What to do: A line counts if it contains the word "deliveries" at least once. State how many such lines the records contain, giving the number alone.

Records about charts and figures:
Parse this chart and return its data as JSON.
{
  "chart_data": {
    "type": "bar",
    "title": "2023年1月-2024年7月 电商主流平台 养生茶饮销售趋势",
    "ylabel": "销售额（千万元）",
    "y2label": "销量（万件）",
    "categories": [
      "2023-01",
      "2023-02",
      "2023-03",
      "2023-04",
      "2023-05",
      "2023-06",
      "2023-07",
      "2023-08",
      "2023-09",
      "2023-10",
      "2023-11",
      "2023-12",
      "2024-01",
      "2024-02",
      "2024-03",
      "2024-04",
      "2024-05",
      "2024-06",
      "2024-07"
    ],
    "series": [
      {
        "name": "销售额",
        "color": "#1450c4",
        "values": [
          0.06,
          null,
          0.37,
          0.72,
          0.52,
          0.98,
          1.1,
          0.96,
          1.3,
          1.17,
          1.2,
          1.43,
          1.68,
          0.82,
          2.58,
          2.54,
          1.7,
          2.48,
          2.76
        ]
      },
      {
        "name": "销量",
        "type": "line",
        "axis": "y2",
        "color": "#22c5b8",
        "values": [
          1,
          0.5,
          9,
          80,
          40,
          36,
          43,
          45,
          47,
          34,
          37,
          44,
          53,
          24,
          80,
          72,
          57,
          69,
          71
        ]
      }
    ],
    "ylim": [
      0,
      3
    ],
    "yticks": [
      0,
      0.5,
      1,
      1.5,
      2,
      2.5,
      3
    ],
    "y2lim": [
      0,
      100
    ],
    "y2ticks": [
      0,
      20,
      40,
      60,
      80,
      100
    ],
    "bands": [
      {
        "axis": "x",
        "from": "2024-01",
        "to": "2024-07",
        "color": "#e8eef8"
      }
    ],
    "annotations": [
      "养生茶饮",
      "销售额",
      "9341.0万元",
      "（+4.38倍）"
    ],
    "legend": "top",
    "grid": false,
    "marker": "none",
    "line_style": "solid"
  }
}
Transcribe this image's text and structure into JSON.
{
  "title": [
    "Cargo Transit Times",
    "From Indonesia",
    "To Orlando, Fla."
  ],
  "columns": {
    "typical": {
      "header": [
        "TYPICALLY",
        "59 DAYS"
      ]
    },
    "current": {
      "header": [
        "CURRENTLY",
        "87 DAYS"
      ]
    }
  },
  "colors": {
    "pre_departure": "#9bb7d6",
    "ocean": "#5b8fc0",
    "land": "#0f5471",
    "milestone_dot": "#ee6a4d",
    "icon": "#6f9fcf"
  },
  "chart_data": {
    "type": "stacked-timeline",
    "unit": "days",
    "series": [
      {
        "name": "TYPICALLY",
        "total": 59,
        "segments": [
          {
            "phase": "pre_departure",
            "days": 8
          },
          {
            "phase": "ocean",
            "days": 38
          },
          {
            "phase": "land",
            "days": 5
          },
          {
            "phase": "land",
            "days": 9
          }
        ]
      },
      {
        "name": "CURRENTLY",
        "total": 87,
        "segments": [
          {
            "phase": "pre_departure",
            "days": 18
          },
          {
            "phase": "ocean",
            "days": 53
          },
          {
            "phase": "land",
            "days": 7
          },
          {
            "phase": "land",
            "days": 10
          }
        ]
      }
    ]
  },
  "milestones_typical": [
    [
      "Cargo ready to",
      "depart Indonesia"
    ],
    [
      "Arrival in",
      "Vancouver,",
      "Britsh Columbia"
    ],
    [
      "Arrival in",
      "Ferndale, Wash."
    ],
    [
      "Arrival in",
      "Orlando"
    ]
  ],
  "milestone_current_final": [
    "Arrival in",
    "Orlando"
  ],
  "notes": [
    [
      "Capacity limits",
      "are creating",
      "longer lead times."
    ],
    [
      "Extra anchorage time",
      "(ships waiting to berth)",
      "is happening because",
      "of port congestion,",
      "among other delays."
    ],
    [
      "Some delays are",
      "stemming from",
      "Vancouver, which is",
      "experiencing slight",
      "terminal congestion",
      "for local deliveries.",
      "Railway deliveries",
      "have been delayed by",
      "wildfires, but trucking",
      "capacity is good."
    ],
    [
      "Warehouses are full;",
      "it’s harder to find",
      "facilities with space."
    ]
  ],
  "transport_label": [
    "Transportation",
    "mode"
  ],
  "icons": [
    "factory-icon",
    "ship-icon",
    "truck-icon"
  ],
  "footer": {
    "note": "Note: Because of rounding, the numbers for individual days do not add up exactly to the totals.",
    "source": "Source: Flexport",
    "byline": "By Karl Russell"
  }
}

==

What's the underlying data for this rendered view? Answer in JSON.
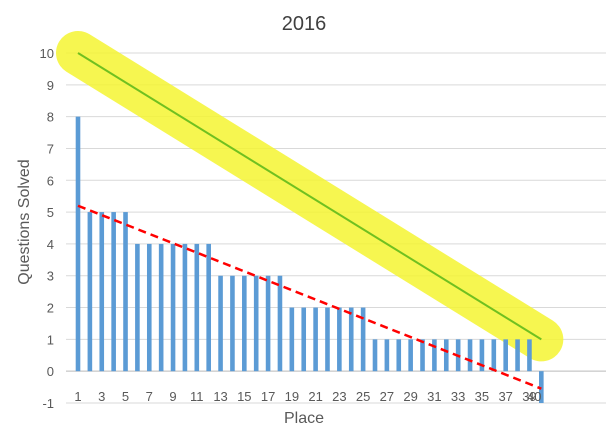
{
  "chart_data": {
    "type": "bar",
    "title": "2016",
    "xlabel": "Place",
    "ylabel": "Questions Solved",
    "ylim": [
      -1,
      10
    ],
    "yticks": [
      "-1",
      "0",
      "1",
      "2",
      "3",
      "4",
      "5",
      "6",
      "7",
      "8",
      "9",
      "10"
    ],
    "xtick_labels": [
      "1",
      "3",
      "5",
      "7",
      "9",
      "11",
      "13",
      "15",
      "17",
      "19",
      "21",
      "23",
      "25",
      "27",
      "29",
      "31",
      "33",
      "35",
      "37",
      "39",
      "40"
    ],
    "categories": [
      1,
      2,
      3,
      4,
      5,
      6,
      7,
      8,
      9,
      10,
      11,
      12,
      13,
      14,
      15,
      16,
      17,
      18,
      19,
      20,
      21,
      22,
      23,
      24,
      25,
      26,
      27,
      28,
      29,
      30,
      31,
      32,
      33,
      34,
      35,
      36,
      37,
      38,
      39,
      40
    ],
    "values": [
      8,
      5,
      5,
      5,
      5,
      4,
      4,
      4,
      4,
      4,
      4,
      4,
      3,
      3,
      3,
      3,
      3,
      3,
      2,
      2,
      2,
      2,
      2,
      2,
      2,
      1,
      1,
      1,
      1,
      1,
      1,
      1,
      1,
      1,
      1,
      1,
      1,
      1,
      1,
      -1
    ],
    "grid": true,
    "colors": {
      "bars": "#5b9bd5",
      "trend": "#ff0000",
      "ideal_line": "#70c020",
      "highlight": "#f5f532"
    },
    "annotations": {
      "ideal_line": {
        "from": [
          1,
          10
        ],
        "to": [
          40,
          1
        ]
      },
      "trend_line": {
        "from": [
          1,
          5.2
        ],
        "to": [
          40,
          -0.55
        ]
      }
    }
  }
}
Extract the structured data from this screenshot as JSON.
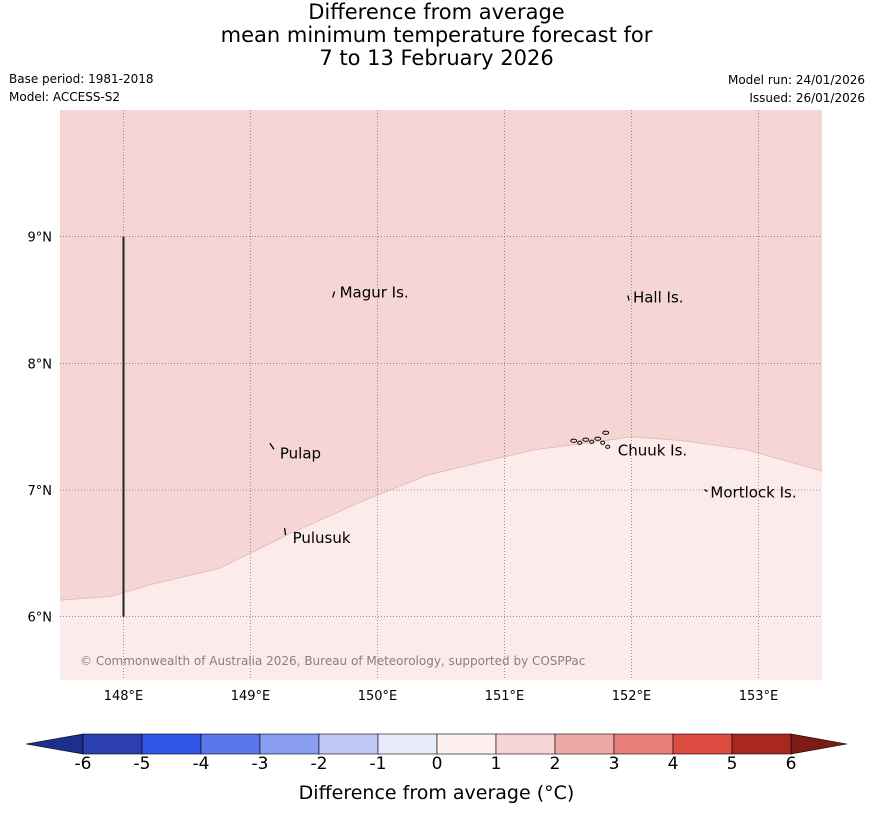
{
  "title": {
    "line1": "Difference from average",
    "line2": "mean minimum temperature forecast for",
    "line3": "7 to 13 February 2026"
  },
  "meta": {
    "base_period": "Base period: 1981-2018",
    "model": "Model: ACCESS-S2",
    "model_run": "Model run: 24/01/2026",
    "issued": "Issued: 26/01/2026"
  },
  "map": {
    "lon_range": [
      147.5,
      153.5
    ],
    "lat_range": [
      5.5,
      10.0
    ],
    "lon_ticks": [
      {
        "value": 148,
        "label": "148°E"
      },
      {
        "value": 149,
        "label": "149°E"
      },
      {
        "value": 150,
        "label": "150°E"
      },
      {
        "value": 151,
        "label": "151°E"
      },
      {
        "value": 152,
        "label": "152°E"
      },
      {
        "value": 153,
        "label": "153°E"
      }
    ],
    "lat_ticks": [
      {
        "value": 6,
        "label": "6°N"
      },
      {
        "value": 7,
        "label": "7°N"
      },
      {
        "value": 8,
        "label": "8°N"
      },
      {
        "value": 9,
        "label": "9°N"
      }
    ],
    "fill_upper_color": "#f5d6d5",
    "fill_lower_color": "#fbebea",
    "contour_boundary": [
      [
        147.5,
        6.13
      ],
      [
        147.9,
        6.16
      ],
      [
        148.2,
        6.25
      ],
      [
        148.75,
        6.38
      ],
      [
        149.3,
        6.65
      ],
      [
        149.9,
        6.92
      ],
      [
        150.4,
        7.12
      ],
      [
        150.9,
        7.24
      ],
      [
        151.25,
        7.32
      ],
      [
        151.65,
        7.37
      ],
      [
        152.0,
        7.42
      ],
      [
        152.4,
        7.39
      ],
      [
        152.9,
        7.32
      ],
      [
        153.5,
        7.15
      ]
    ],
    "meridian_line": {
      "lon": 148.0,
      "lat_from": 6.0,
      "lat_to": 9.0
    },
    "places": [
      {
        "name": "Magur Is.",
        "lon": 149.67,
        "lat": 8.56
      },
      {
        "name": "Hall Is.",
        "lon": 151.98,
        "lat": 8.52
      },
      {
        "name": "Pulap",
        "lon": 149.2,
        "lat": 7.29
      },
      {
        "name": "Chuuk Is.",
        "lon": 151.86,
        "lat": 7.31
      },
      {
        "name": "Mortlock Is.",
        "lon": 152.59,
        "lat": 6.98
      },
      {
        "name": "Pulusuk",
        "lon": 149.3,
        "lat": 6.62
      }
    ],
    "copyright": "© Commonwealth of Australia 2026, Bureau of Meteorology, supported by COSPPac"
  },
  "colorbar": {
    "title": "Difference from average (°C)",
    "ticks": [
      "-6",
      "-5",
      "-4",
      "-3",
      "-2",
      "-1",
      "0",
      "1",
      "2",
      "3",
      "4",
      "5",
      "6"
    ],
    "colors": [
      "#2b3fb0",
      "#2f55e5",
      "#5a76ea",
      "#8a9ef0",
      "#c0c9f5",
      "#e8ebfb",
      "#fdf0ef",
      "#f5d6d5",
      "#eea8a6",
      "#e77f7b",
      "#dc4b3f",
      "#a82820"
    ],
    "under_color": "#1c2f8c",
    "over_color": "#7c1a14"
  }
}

The output: 2